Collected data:
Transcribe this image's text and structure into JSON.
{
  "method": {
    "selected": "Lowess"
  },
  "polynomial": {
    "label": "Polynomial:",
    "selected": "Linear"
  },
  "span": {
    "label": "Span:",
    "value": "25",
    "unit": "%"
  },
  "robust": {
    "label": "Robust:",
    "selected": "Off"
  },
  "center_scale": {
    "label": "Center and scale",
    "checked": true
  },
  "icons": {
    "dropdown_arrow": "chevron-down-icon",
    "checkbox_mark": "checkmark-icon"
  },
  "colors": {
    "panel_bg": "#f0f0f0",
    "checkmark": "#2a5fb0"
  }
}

* * *

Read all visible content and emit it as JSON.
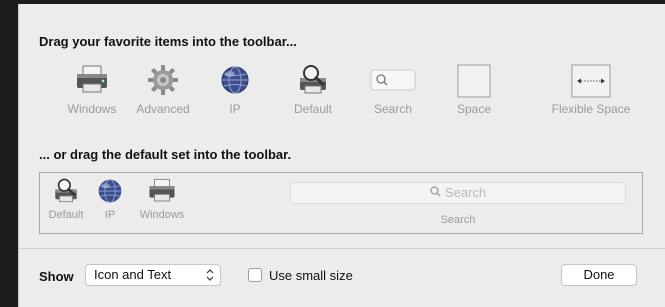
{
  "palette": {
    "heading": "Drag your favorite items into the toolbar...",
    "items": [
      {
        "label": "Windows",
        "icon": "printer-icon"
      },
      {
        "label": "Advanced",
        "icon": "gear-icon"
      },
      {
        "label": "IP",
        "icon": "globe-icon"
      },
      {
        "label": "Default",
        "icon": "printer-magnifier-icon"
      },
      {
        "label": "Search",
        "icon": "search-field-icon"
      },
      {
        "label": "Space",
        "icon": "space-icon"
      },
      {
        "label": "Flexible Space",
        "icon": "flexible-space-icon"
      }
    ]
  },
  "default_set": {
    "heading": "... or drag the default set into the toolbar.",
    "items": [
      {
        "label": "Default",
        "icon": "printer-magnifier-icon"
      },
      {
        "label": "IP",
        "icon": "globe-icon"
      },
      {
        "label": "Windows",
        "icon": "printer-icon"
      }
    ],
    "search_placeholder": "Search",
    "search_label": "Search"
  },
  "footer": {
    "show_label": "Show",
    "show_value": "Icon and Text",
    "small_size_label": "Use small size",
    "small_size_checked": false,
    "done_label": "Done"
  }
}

> **WHAT YOU HAVE TO DO**:
Check each line above for the word "into" and copy the ones that have it.

> **RESPONSE**:
Transcribe this image's text and structure into JSON.
    "heading": "Drag your favorite items into the toolbar...",
    "heading": "... or drag the default set into the toolbar.",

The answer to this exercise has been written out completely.